▸ **Passage provided**

## Start

Murray-Darling Basin Authority digs in against royal commission, full response weeks away

By Stephen Easton

February 7, 2019

Source: https://commons.wikimedia.org/wiki/File:Murray_River_at_Boundary_Bend.jpg

The Murray-Darling Basin Authority’s five current members have resolved to rally around agency head Phillip Glyde and continue denying the extremely serious findings of the South Australian royal commission, while they prepare a more comprehensive response.

The statutory authority, of which Glyde is a member while also leading its public service support agency, reports it considered royal commissioner Bret Walker’s damning findings among many other topics when it met in Canberra on Monday and Tuesday.

“Members rejected the Commission’s findings that the MDBA had been negligent or had acted improperly or unlawfully,” reports the official communique.

## End

▸ **Extracted material**
## Start

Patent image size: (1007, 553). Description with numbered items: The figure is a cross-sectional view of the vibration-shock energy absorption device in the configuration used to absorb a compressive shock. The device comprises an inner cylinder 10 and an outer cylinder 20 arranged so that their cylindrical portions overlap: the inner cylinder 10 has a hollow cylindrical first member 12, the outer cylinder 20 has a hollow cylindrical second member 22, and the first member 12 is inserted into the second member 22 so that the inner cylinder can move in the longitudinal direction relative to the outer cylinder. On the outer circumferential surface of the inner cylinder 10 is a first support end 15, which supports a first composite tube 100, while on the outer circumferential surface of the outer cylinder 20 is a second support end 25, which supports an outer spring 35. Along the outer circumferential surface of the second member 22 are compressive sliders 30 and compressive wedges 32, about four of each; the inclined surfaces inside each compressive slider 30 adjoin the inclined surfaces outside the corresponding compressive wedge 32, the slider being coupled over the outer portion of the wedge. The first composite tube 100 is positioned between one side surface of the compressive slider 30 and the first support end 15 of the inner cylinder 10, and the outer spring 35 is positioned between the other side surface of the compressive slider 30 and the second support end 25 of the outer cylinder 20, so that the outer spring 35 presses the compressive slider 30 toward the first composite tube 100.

## End
## Start

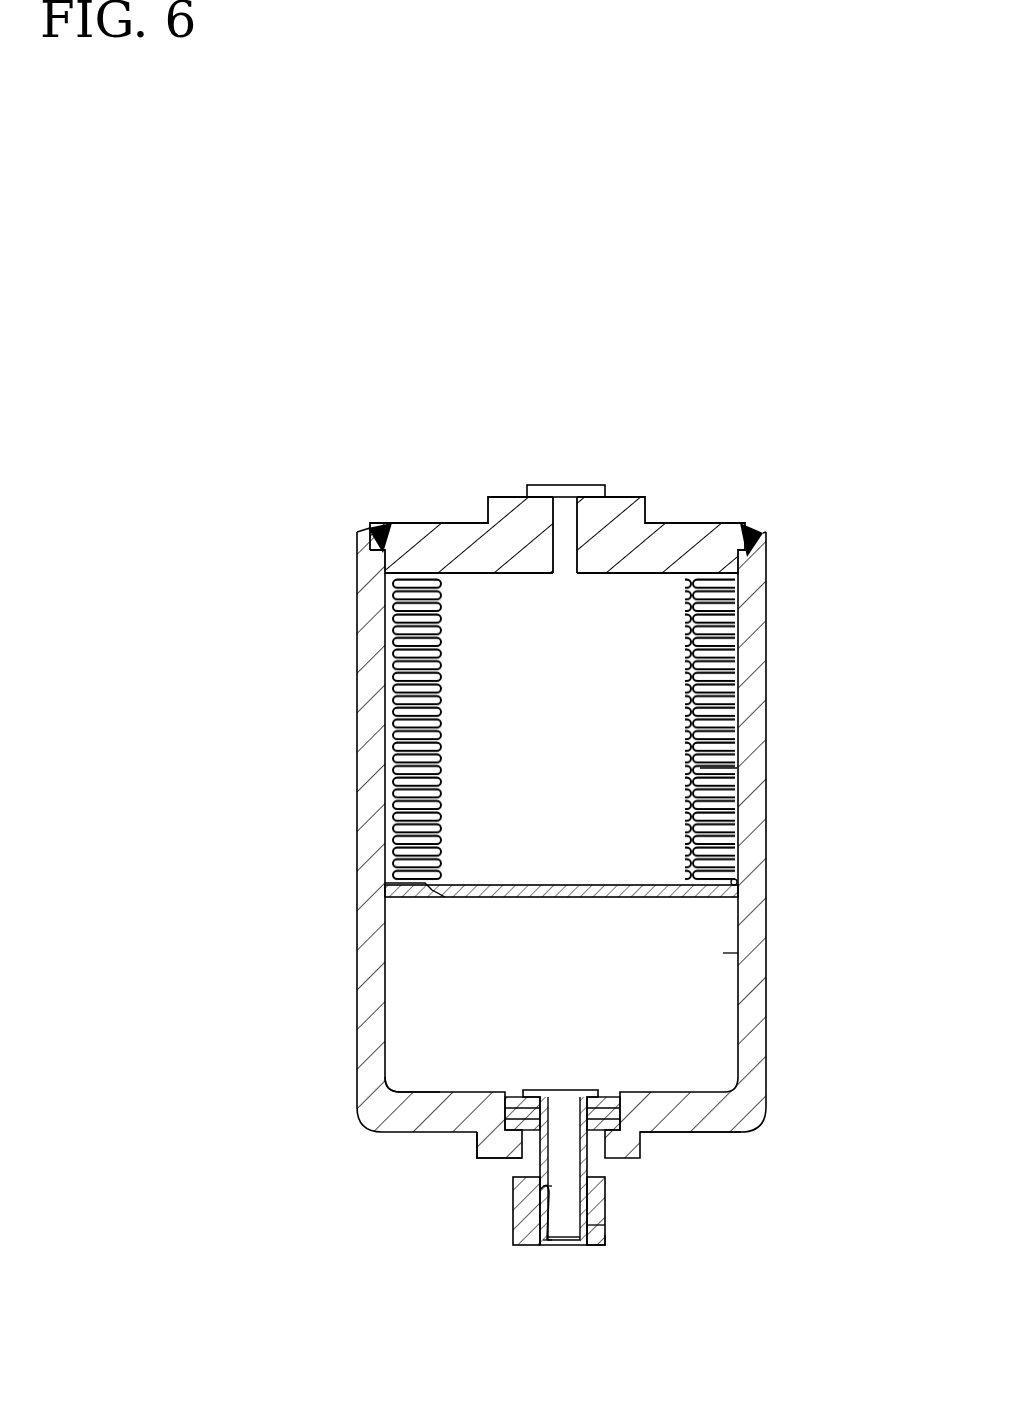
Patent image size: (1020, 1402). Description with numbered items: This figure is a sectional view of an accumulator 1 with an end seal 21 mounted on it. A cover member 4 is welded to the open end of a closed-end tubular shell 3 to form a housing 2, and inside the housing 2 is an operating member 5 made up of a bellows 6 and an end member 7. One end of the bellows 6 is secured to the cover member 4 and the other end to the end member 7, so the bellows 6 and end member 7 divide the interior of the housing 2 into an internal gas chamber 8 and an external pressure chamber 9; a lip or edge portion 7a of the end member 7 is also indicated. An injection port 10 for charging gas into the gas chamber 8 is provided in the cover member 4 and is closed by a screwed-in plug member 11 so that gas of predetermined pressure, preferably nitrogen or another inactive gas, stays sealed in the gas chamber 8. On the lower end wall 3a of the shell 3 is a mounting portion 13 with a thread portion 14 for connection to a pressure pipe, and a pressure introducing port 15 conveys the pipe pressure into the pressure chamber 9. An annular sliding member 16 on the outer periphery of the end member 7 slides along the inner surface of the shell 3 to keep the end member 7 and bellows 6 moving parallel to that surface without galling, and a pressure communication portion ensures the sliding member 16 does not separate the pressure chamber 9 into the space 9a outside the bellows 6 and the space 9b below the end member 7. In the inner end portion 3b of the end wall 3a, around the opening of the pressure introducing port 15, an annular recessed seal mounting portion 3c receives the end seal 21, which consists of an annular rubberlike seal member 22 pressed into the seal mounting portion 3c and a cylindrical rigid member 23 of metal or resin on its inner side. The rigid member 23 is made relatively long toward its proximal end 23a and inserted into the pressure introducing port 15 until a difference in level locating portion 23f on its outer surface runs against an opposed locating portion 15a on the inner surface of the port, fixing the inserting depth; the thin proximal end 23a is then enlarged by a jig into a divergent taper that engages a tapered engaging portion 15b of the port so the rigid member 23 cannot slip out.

## End
## Start

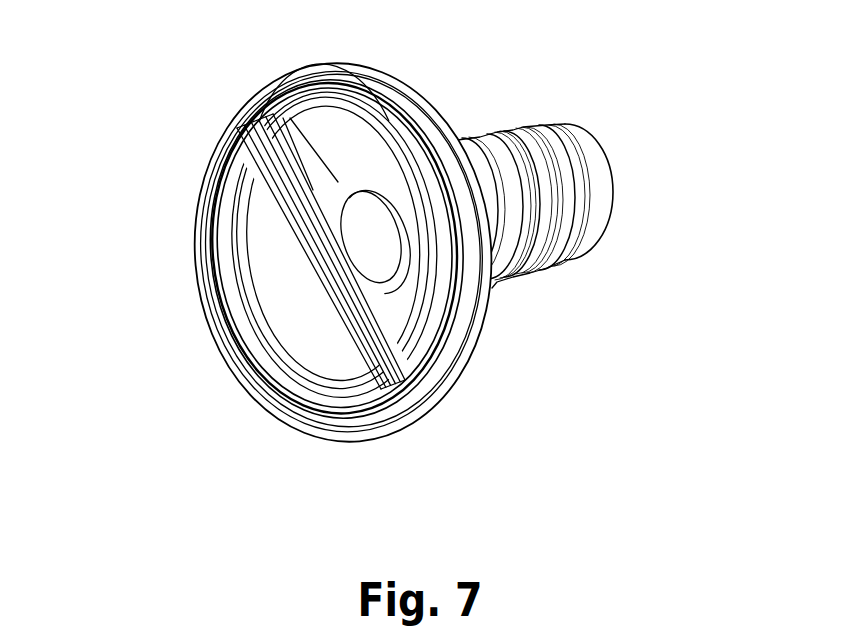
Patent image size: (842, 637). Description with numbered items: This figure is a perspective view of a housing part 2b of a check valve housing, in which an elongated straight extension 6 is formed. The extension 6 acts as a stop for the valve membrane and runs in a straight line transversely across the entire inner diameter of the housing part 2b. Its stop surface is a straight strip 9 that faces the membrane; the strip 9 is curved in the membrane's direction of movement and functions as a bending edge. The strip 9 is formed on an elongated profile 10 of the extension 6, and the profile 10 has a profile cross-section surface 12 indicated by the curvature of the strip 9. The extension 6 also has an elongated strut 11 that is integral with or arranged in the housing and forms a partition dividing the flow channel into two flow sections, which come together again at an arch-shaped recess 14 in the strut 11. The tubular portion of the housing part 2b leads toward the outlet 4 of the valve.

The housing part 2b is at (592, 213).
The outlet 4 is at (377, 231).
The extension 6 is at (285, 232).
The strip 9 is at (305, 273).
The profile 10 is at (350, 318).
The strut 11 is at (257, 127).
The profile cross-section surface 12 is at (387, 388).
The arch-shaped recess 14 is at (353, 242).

## End

▸ **Prompt 1**
Explain what the article on the Murray-Darling Basin Authority offers as support for its statement that the authority's members are denying the royal commission's findings.
▸ **Prompt 2**
Pick up the article on the Murray-Darling Basin Authority after its final sentence and write the next few paragraphs.

▸ **Written response 1**
The article cites the official communique from the members' meeting in Canberra on Monday and Tuesday. It reports that "Members rejected the Commission's findings that the MDBA had been negligent or had acted improperly or unlawfully."

▸ **Written response 2**
“The Authority reiterated its full confidence in Chief Executive Phillip Glyde and offered its full public support for his leadership of the MDBA and stewardship of the Basin Plan.”

‘Improperly pressured’

The federal body plans to release a longer response “in coming weeks” but, meanwhile, it also points to the CSIRO’s own brief denial of Walker’s finding that it was “improperly pressured” to alter one of its reports by the MDBA.

“This rendered parts of that report misleading, as they no longer reflected the views of, at the very least, Dr Matthew Colloff, who was one of the authors,” reported the royal commissioner, who concluded this was one of several examples of maladministration. “The CSIRO should not have agreed to the changes that were made.”

The research agency refutes this claim and says “robust governance and independent review processes” apply to all of its scientific output, including the work in question. “We strongly reject suggestions that CSIRO’s scientific integrity was compromised, its independence undermined, or that it acted in secrecy,” reads a brief statement.

MDBA members “expressed concern” about the current hot and dry weather conditions at the two-day meeting, noting it “took place against a backdrop of continuing drought conditions, low inflows and record January heat across the Basin” and the Bureau of Meteorology’s advice that the drought will continue.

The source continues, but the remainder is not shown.